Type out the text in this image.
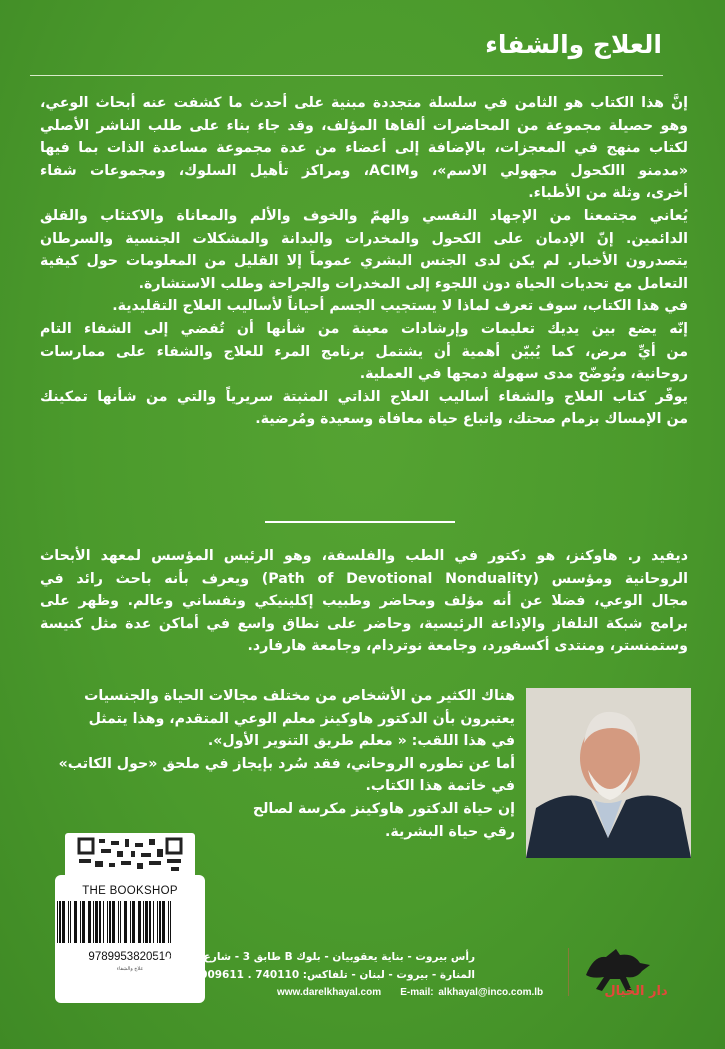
العلاج والشفاء
إنَّ هذا الكتاب هو الثامن في سلسلة متجددة مبنية على أحدث ما كشفت عنه أبحاث الوعي،
وهو حصيلة مجموعة من المحاضرات ألقاها المؤلف، وقد جاء بناء على طلب الناشر الأصلي
لكتاب منهج في المعجزات، بالإضافة إلى أعضاء من عدة مجموعة مساعدة الذات بما فيها
«مدمنو االكحول مجهولي الاسم»، وACIM، ومراكز تأهيل السلوك، ومجموعات شفاء
أخرى، وثلة من الأطباء.
يُعاني مجتمعنا من الإجهاد النفسي والهمّ والخوف والألم والمعاناة والاكتئاب والقلق
الدائمين. إنّ الإدمان على الكحول والمخدرات والبدانة والمشكلات الجنسية والسرطان
يتصدرون الأخبار. لم يكن لدى الجنس البشري عموماً إلا القليل من المعلومات حول كيفية
التعامل مع تحديات الحياة دون اللجوء إلى المخدرات والجراحة وطلب الاستشارة.
في هذا الكتاب، سوف تعرف لماذا لا يستجيب الجسم أحياناً لأساليب العلاج التقليدية.
إنّه يضع بين يديك تعليمات وإرشادات معينة من شأنها أن تُفضي إلى الشفاء التام
من أيِّ مرض، كما يُبيّن أهمية أن يشتمل برنامج المرء للعلاج والشفاء على ممارسات
روحانية، ويُوضّح مدى سهولة دمجها في العملية.
يوفّر كتاب العلاج والشفاء أساليب العلاج الذاتي المثبتة سريرياً والتي من شأنها تمكينك
من الإمساك بزمام صحتك، واتباع حياة معافاة وسعيدة ومُرضية.
ديفيد ر. هاوكنز، هو دكتور في الطب والفلسفة، وهو الرئيس المؤسس لمعهد الأبحاث
الروحانية ومؤسس (Path of Devotional Nonduality) ويعرف بأنه باحث رائد في
مجال الوعي، فضلا عن أنه مؤلف ومحاضر وطبيب إكلينيكي ونفساني وعالم. وظهر على
برامج شبكة التلفاز والإذاعة الرئيسية، وحاضر على نطاق واسع في أماكن عدة مثل كنيسة
وستمنستر، ومنتدى أكسفورد، وجامعة نوتردام، وجامعة هارفارد.
هناك الكثير من الأشخاص من مختلف مجالات الحياة والجنسيات
يعتبرون بأن الدكتور هاوكينز معلم الوعي المتقدم، وهذا يتمثل
في هذا اللقب: « معلم طريق التنوير الأول».
أما عن تطوره الروحاني، فقد سُرد بإيجاز في ملحق «حول الكاتب»
في خاتمة هذا الكتاب.
إن حياة الدكتور هاوكينز مكرسة لصالح
رقي حياة البشرية.
THE BOOKSHOP
9789953820510
علاج والشفاء
رأس بيروت - بناية يعقوبيان - بلوك B طابق 3 - شارع الكويت -
المنارة - بيروت - لبنان - تلفاكس: 740110 . 009611
www.darelkhayal.com E-mail: alkhayal@inco.com.lb	دار الخيال
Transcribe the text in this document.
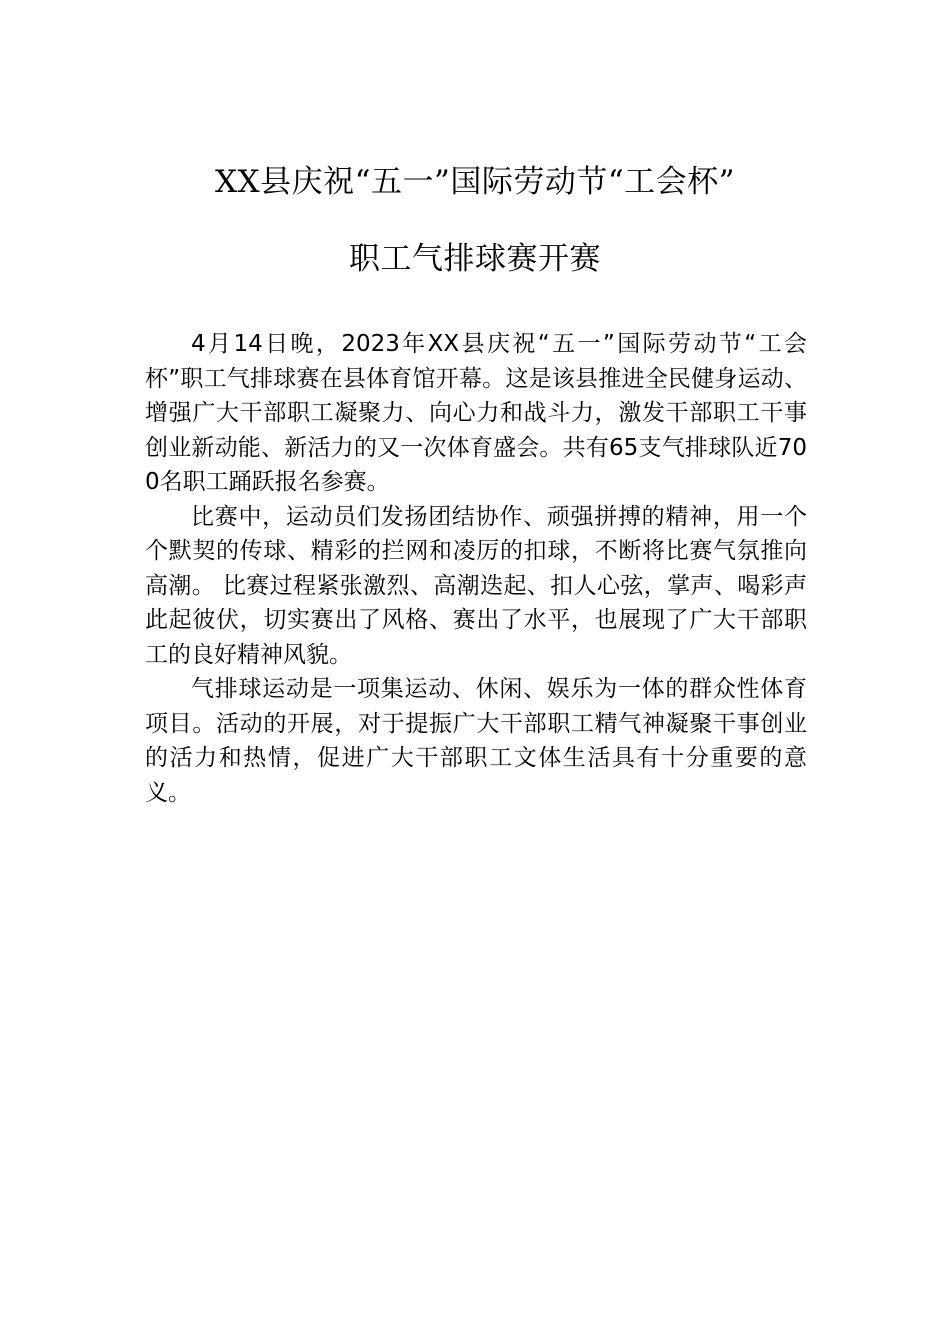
XX县庆祝“五一”国际劳动节“工会杯”
职工气排球赛开赛

4月14日晚，2023年XX县庆祝“五一”国际劳动节“工会杯”职工气排球赛在县体育馆开幕。这是该县推进全民健身运动、增强广大干部职工凝聚力、向心力和战斗力，激发干部职工干事创业新动能、新活力的又一次体育盛会。共有65支气排球队近700名职工踊跃报名参赛。

比赛中，运动员们发扬团结协作、顽强拼搏的精神，用一个个默契的传球、精彩的拦网和凌厉的扣球，不断将比赛气氛推向高潮。 比赛过程紧张激烈、高潮迭起、扣人心弦，掌声、喝彩声此起彼伏，切实赛出了风格、赛出了水平，也展现了广大干部职工的良好精神风貌。

气排球运动是一项集运动、休闲、娱乐为一体的群众性体育项目。活动的开展，对于提振广大干部职工精气神凝聚干事创业的活力和热情，促进广大干部职工文体生活具有十分重要的意义。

-=-=-=-=-

◆ Stated goal ◆
Which lines include "معلم"? Copy each of them out.

◆ The solution ◆
يعتبرون بأن الدكتور هاوكينز معلم الوعي المتقدم، وهذا يتمثل
في هذا اللقب: « معلم طريق التنوير الأول».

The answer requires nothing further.